Task objective => From the entries below, pull out each line where "dasatinib" appears.

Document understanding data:

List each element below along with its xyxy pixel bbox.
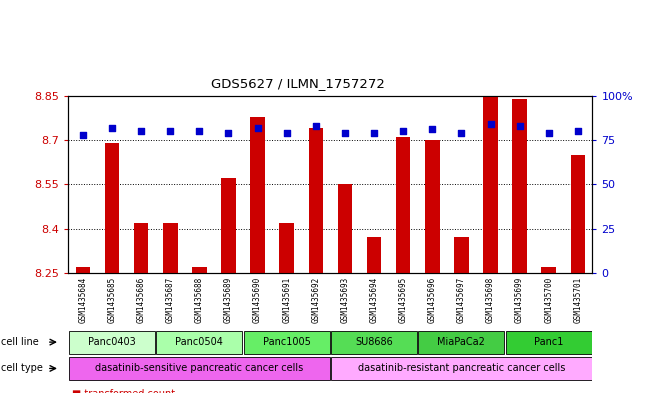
- Text: GSM1435692: GSM1435692: [311, 276, 320, 323]
- Bar: [243, 331, 330, 354]
- Text: dasatinib-resistant pancreatic cancer cells: dasatinib-resistant pancreatic cancer ce…: [357, 363, 565, 373]
- Text: GSM1435701: GSM1435701: [574, 276, 583, 323]
- Text: GSM1435688: GSM1435688: [195, 276, 204, 323]
- Text: GSM1435686: GSM1435686: [137, 276, 146, 323]
- Bar: [76, 267, 90, 273]
- Bar: [331, 331, 417, 354]
- Bar: [396, 137, 410, 273]
- Text: GSM1435698: GSM1435698: [486, 276, 495, 323]
- Text: ■ transformed count: ■ transformed count: [72, 389, 174, 393]
- Text: GSM1435693: GSM1435693: [340, 276, 350, 323]
- Text: cell type: cell type: [1, 364, 42, 373]
- Bar: [192, 267, 206, 273]
- Text: Panc0504: Panc0504: [175, 336, 223, 347]
- Text: SU8686: SU8686: [355, 336, 393, 347]
- Bar: [512, 99, 527, 273]
- Bar: [338, 184, 352, 273]
- Text: GSM1435697: GSM1435697: [457, 276, 466, 323]
- Bar: [425, 140, 439, 273]
- Point: [311, 123, 321, 129]
- Point: [165, 128, 176, 134]
- Text: GSM1435685: GSM1435685: [107, 276, 117, 323]
- Bar: [251, 117, 265, 273]
- Bar: [309, 129, 323, 273]
- Bar: [454, 237, 469, 273]
- Bar: [105, 143, 119, 273]
- Bar: [483, 96, 498, 273]
- Text: GSM1435696: GSM1435696: [428, 276, 437, 323]
- Text: dasatinib-sensitive pancreatic cancer cells: dasatinib-sensitive pancreatic cancer ce…: [95, 363, 303, 373]
- Point: [398, 128, 408, 134]
- Bar: [156, 331, 242, 354]
- Bar: [69, 331, 155, 354]
- Bar: [163, 223, 178, 273]
- Text: GSM1435694: GSM1435694: [370, 276, 378, 323]
- Bar: [570, 155, 585, 273]
- Point: [253, 125, 263, 131]
- Point: [456, 130, 467, 136]
- Point: [369, 130, 380, 136]
- Text: GSM1435699: GSM1435699: [515, 276, 524, 323]
- Text: GSM1435689: GSM1435689: [224, 276, 233, 323]
- Point: [77, 132, 88, 138]
- Bar: [542, 267, 556, 273]
- Point: [107, 125, 117, 131]
- Point: [544, 130, 554, 136]
- Bar: [134, 223, 148, 273]
- Point: [194, 128, 204, 134]
- Point: [427, 126, 437, 132]
- Text: GSM1435695: GSM1435695: [398, 276, 408, 323]
- Text: MiaPaCa2: MiaPaCa2: [437, 336, 486, 347]
- Text: GSM1435691: GSM1435691: [283, 276, 291, 323]
- Point: [485, 121, 495, 127]
- Point: [340, 130, 350, 136]
- Point: [514, 123, 525, 129]
- Text: cell line: cell line: [1, 337, 38, 347]
- Text: GSM1435684: GSM1435684: [78, 276, 87, 323]
- Text: GSM1435690: GSM1435690: [253, 276, 262, 323]
- Point: [573, 128, 583, 134]
- Bar: [419, 331, 505, 354]
- Point: [223, 130, 234, 136]
- Bar: [221, 178, 236, 273]
- Text: GSM1435687: GSM1435687: [166, 276, 174, 323]
- Bar: [506, 331, 592, 354]
- Bar: [331, 357, 592, 380]
- Bar: [69, 357, 330, 380]
- Bar: [279, 223, 294, 273]
- Point: [136, 128, 146, 134]
- Text: GDS5627 / ILMN_1757272: GDS5627 / ILMN_1757272: [211, 77, 385, 90]
- Bar: [367, 237, 381, 273]
- Point: [281, 130, 292, 136]
- Text: GSM1435700: GSM1435700: [544, 276, 553, 323]
- Text: Panc1005: Panc1005: [263, 336, 311, 347]
- Text: Panc0403: Panc0403: [88, 336, 136, 347]
- Text: Panc1: Panc1: [534, 336, 563, 347]
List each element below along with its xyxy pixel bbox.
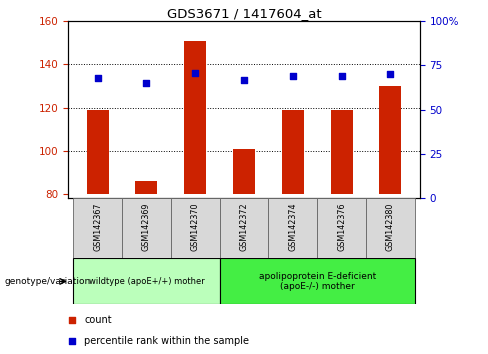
Text: percentile rank within the sample: percentile rank within the sample — [84, 336, 249, 346]
Bar — [220, 198, 268, 258]
Title: GDS3671 / 1417604_at: GDS3671 / 1417604_at — [167, 7, 321, 20]
Bar — [73, 258, 220, 304]
Bar — [380, 86, 402, 194]
Bar — [73, 198, 122, 258]
Point — [289, 73, 297, 79]
Text: GSM142376: GSM142376 — [337, 203, 346, 251]
Text: GSM142369: GSM142369 — [142, 203, 151, 251]
Text: GSM142370: GSM142370 — [191, 203, 200, 251]
Text: GSM142367: GSM142367 — [93, 203, 102, 251]
Bar — [136, 181, 158, 194]
Point — [68, 317, 76, 323]
Point — [94, 75, 102, 81]
Bar — [268, 198, 317, 258]
Point — [191, 70, 199, 75]
Point — [338, 73, 346, 79]
Point — [142, 80, 150, 86]
Text: count: count — [84, 315, 112, 325]
Bar — [282, 110, 304, 194]
Point — [240, 77, 248, 82]
Text: GSM142374: GSM142374 — [288, 203, 297, 251]
Text: apolipoprotein E-deficient
(apoE-/-) mother: apolipoprotein E-deficient (apoE-/-) mot… — [259, 272, 376, 291]
Bar — [317, 198, 366, 258]
Text: GSM142372: GSM142372 — [240, 203, 248, 251]
Bar — [366, 198, 415, 258]
Bar — [331, 110, 353, 194]
Bar — [233, 149, 255, 194]
Point — [386, 72, 394, 77]
Text: wildtype (apoE+/+) mother: wildtype (apoE+/+) mother — [88, 277, 204, 286]
Bar — [171, 198, 220, 258]
Text: genotype/variation: genotype/variation — [5, 277, 91, 286]
Bar — [184, 41, 206, 194]
Bar — [220, 258, 415, 304]
Text: GSM142380: GSM142380 — [386, 203, 395, 251]
Point — [68, 338, 76, 344]
Bar — [87, 110, 109, 194]
Bar — [122, 198, 171, 258]
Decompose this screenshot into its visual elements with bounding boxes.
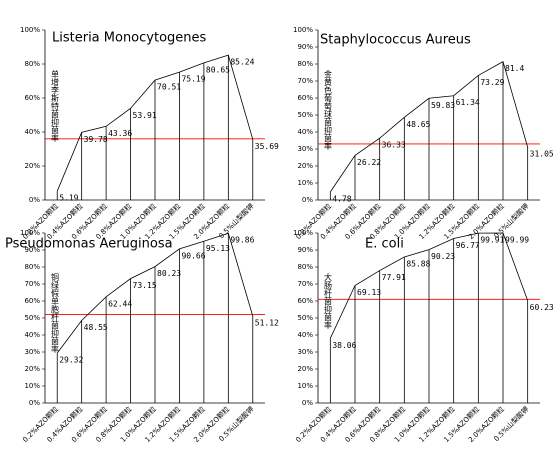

Task solution =>
- Text: dasatinib-resistant pancreatic cancer cells: dasatinib-resistant pancreatic cancer ce…: [357, 363, 565, 373]
- Text: dasatinib-sensitive pancreatic cancer cells: dasatinib-sensitive pancreatic cancer ce…: [95, 363, 303, 373]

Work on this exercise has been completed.